» **TASK INPUT**:

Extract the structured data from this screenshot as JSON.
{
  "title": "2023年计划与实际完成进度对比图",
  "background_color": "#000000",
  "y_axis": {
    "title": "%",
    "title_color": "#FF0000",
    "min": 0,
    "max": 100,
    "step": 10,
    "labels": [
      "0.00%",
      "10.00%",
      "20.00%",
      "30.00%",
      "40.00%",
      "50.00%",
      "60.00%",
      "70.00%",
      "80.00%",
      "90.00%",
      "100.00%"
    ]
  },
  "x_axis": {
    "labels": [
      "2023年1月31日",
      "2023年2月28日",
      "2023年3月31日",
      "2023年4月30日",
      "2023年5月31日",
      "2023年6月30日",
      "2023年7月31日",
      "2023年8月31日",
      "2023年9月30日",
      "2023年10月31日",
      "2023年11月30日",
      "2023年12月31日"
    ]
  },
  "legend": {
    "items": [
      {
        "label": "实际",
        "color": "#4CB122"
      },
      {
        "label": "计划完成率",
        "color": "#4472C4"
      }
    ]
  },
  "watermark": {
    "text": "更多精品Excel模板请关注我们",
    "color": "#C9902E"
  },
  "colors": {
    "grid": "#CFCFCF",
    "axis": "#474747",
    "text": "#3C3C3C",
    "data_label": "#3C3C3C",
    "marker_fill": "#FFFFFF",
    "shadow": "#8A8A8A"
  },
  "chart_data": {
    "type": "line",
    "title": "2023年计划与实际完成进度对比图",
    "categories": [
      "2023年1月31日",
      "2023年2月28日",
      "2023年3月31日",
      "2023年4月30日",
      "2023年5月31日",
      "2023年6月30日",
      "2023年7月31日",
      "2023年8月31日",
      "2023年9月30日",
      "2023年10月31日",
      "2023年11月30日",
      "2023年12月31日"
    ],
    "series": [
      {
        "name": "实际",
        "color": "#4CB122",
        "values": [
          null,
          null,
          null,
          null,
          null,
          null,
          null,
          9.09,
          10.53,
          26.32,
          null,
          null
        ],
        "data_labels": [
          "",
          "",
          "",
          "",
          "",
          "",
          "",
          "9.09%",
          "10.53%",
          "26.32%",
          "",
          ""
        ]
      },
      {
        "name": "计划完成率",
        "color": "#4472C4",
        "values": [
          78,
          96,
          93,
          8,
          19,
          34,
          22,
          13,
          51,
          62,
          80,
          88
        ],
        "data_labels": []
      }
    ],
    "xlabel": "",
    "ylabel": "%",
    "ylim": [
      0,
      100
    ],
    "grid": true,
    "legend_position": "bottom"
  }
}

» **WORK TO DO**: Reply with nothing but the number of lines that contain the word "text".

» **REPLY TO THE TASK**: 2